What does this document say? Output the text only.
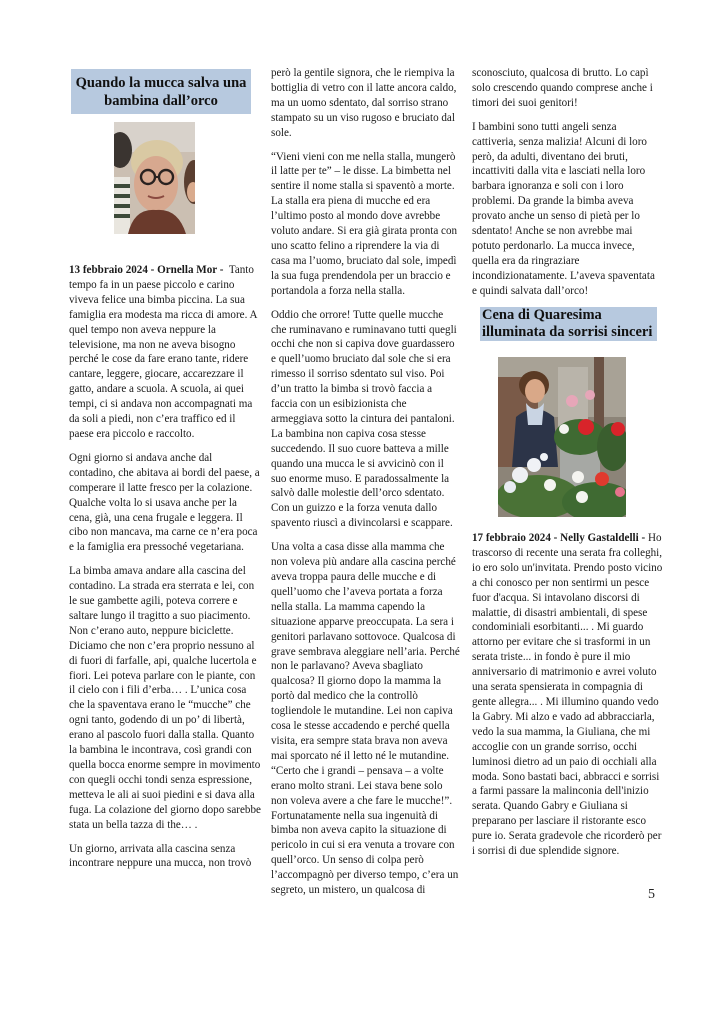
Quando la mucca salva una bambina dall’orco

13 febbraio 2024 - Ornella Mor - Tanto tempo fa in un paese piccolo e carino viveva felice una bimba piccina. La sua famiglia era modesta ma ricca di amore. A quel tempo non aveva neppure la televisione, ma non ne aveva bisogno perché le cose da fare erano tante, ridere cantare, leggere, giocare, accarezzare il gatto, andare a scuola. A scuola, ai quei tempi, ci si andava non accompagnati ma da soli a piedi, non c’era traffico ed il paese era piccolo e raccolto.

Ogni giorno si andava anche dal contadino, che abitava ai bordi del paese, a comperare il latte fresco per la colazione. Qualche volta lo si usava anche per la cena, già, una cena frugale e leggera. Il cibo non mancava, ma carne ce n’era poca e la famiglia era pressoché vegetariana.

La bimba amava andare alla cascina del contadino. La strada era sterrata e lei, con le sue gambette agili, poteva correre e saltare lungo il tragitto a suo piacimento. Non c’erano auto, neppure biciclette. Diciamo che non c’era proprio nessuno al di fuori di farfalle, api, qualche lucertola e fiori. Lei poteva parlare con le piante, con il cielo con i fili d’erba… . L’unica cosa che la spaventava erano le “mucche” che ogni tanto, godendo di un po’ di libertà, erano al pascolo fuori dalla stalla. Quanto la bambina le incontrava, così grandi con quella bocca enorme sempre in movimento con quegli occhi tondi senza espressione, metteva le ali ai suoi piedini e si dava alla fuga. La colazione del giorno dopo sarebbe stata un bella tazza di the… .

Un giorno, arrivata alla cascina senza incontrare neppure una mucca, non trovò

però la gentile signora, che le riempiva la bottiglia di vetro con il latte ancora caldo, ma un uomo sdentato, dal sorriso strano stampato su un viso rugoso e bruciato dal sole.

“Vieni vieni con me nella stalla, mungerò il latte per te” – le disse. La bimbetta nel sentire il nome stalla si spaventò a morte. La stalla era piena di mucche ed era l’ultimo posto al mondo dove avrebbe voluto andare. Si era già girata pronta con uno scatto felino a riprendere la via di casa ma l’uomo, bruciato dal sole, impedì la sua fuga prendendola per un braccio e portandola a forza nella stalla.

Oddio che orrore! Tutte quelle mucche che ruminavano e ruminavano tutti quegli occhi che non si capiva dove guardassero e quell’uomo bruciato dal sole che si era rimesso il sorriso sdentato sul viso. Poi d’un tratto la bimba si trovò faccia a faccia con un esibizionista che armeggiava sotto la cintura dei pantaloni. La bambina non capiva cosa stesse succedendo. Il suo cuore batteva a mille quando una mucca le si avvicinò con il suo enorme muso. E paradossalmente la salvò dalle molestie dell’orco sdentato. Con un guizzo e la forza venuta dallo spavento riuscì a divincolarsi e scappare.

Una volta a casa disse alla mamma che non voleva più andare alla cascina perché aveva troppa paura delle mucche e di quell’uomo che l’aveva portata a forza nella stalla. La mamma capendo la situazione apparve preoccupata. La sera i genitori parlavano sottovoce. Qualcosa di grave sembrava aleggiare nell’aria. Perché non le parlavano? Aveva sbagliato qualcosa? Il giorno dopo la mamma la portò dal medico che la controllò togliendole le mutandine. Lei non capiva cosa le stesse accadendo e perché quella visita, era sempre stata brava non aveva mai sporcato né il letto né le mutandine. “Certo che i grandi – pensava – a volte erano molto strani. Lei stava bene solo non voleva avere a che fare le mucche!”. Fortunatamente nella sua ingenuità di bimba non aveva capito la situazione di pericolo in cui si era venuta a trovare con quell’orco. Un senso di colpa però l’accompagnò per diverso tempo, c’era un segreto, un mistero, un qualcosa di

sconosciuto, qualcosa di brutto. Lo capì solo crescendo quando comprese anche i timori dei suoi genitori!

I bambini sono tutti angeli senza cattiveria, senza malizia! Alcuni di loro però, da adulti, diventano dei bruti, incattiviti dalla vita e lasciati nella loro barbara ignoranza e soli con i loro problemi. Da grande la bimba aveva provato anche un senso di pietà per lo sdentato! Anche se non avrebbe mai potuto perdonarlo. La mucca invece, quella era da ringraziare incondizionatamente. L’aveva spaventata e quindi salvata dall’orco!

Cena di Quaresima illuminata da sorrisi sinceri

17 febbraio 2024 - Nelly Gastaldelli - Ho trascorso di recente una serata fra colleghi, io ero solo un'invitata. Prendo posto vicino a chi conosco per non sentirmi un pesce fuor d'acqua. Si intavolano discorsi di malattie, di disastri ambientali, di spese condominiali esorbitanti... . Mi guardo attorno per evitare che si trasformi in un serata triste... in fondo è pure il mio anniversario di matrimonio e avrei voluto una serata spensierata in compagnia di gente allegra... . Mi illumino quando vedo la Gabry. Mi alzo e vado ad abbracciarla, vedo la sua mamma, la Giuliana, che mi accoglie con un grande sorriso, occhi luminosi dietro ad un paio di occhiali alla moda. Sono bastati baci, abbracci e sorrisi a farmi passare la malinconia dell'inizio serata. Quando Gabry e Giuliana si preparano per lasciare il ristorante esco pure io. Serata gradevole che ricorderò per i sorrisi di due splendide signore.

5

#### [Given request]
Copy out all the data exactly; skip the pictures.

#### [Result of the task]
What does this document say? Output the text only.
Quando la mucca salva una bambina dall’orco

13 febbraio 2024 - Ornella Mor - Tanto tempo fa in un paese piccolo e carino viveva felice una bimba piccina. La sua famiglia era modesta ma ricca di amore. A quel tempo non aveva neppure la televisione, ma non ne aveva bisogno perché le cose da fare erano tante, ridere cantare, leggere, giocare, accarezzare il gatto, andare a scuola. A scuola, ai quei tempi, ci si andava non accompagnati ma da soli a piedi, non c’era traffico ed il paese era piccolo e raccolto.

Ogni giorno si andava anche dal contadino, che abitava ai bordi del paese, a comperare il latte fresco per la colazione. Qualche volta lo si usava anche per la cena, già, una cena frugale e leggera. Il cibo non mancava, ma carne ce n’era poca e la famiglia era pressoché vegetariana.

La bimba amava andare alla cascina del contadino. La strada era sterrata e lei, con le sue gambette agili, poteva correre e saltare lungo il tragitto a suo piacimento. Non c’erano auto, neppure biciclette. Diciamo che non c’era proprio nessuno al di fuori di farfalle, api, qualche lucertola e fiori. Lei poteva parlare con le piante, con il cielo con i fili d’erba… . L’unica cosa che la spaventava erano le “mucche” che ogni tanto, godendo di un po’ di libertà, erano al pascolo fuori dalla stalla. Quanto la bambina le incontrava, così grandi con quella bocca enorme sempre in movimento con quegli occhi tondi senza espressione, metteva le ali ai suoi piedini e si dava alla fuga. La colazione del giorno dopo sarebbe stata un bella tazza di the… .

Un giorno, arrivata alla cascina senza incontrare neppure una mucca, non trovò

però la gentile signora, che le riempiva la bottiglia di vetro con il latte ancora caldo, ma un uomo sdentato, dal sorriso strano stampato su un viso rugoso e bruciato dal sole.

“Vieni vieni con me nella stalla, mungerò il latte per te” – le disse. La bimbetta nel sentire il nome stalla si spaventò a morte. La stalla era piena di mucche ed era l’ultimo posto al mondo dove avrebbe voluto andare. Si era già girata pronta con uno scatto felino a riprendere la via di casa ma l’uomo, bruciato dal sole, impedì la sua fuga prendendola per un braccio e portandola a forza nella stalla.

Oddio che orrore! Tutte quelle mucche che ruminavano e ruminavano tutti quegli occhi che non si capiva dove guardassero e quell’uomo bruciato dal sole che si era rimesso il sorriso sdentato sul viso. Poi d’un tratto la bimba si trovò faccia a faccia con un esibizionista che armeggiava sotto la cintura dei pantaloni. La bambina non capiva cosa stesse succedendo. Il suo cuore batteva a mille quando una mucca le si avvicinò con il suo enorme muso. E paradossalmente la salvò dalle molestie dell’orco sdentato. Con un guizzo e la forza venuta dallo spavento riuscì a divincolarsi e scappare.

Una volta a casa disse alla mamma che non voleva più andare alla cascina perché aveva troppa paura delle mucche e di quell’uomo che l’aveva portata a forza nella stalla. La mamma capendo la situazione apparve preoccupata. La sera i genitori parlavano sottovoce. Qualcosa di grave sembrava aleggiare nell’aria. Perché non le parlavano? Aveva sbagliato qualcosa? Il giorno dopo la mamma la portò dal medico che la controllò togliendole le mutandine. Lei non capiva cosa le stesse accadendo e perché quella visita, era sempre stata brava non aveva mai sporcato né il letto né le mutandine. “Certo che i grandi – pensava – a volte erano molto strani. Lei stava bene solo non voleva avere a che fare le mucche!”. Fortunatamente nella sua ingenuità di bimba non aveva capito la situazione di pericolo in cui si era venuta a trovare con quell’orco. Un senso di colpa però l’accompagnò per diverso tempo, c’era un segreto, un mistero, un qualcosa di

sconosciuto, qualcosa di brutto. Lo capì solo crescendo quando comprese anche i timori dei suoi genitori!

I bambini sono tutti angeli senza cattiveria, senza malizia! Alcuni di loro però, da adulti, diventano dei bruti, incattiviti dalla vita e lasciati nella loro barbara ignoranza e soli con i loro problemi. Da grande la bimba aveva provato anche un senso di pietà per lo sdentato! Anche se non avrebbe mai potuto perdonarlo. La mucca invece, quella era da ringraziare incondizionatamente. L’aveva spaventata e quindi salvata dall’orco!

Cena di Quaresima illuminata da sorrisi sinceri

17 febbraio 2024 - Nelly Gastaldelli - Ho trascorso di recente una serata fra colleghi, io ero solo un'invitata. Prendo posto vicino a chi conosco per non sentirmi un pesce fuor d'acqua. Si intavolano discorsi di malattie, di disastri ambientali, di spese condominiali esorbitanti... . Mi guardo attorno per evitare che si trasformi in un serata triste... in fondo è pure il mio anniversario di matrimonio e avrei voluto una serata spensierata in compagnia di gente allegra... . Mi illumino quando vedo la Gabry. Mi alzo e vado ad abbracciarla, vedo la sua mamma, la Giuliana, che mi accoglie con un grande sorriso, occhi luminosi dietro ad un paio di occhiali alla moda. Sono bastati baci, abbracci e sorrisi a farmi passare la malinconia dell'inizio serata. Quando Gabry e Giuliana si preparano per lasciare il ristorante esco pure io. Serata gradevole che ricorderò per i sorrisi di due splendide signore.

5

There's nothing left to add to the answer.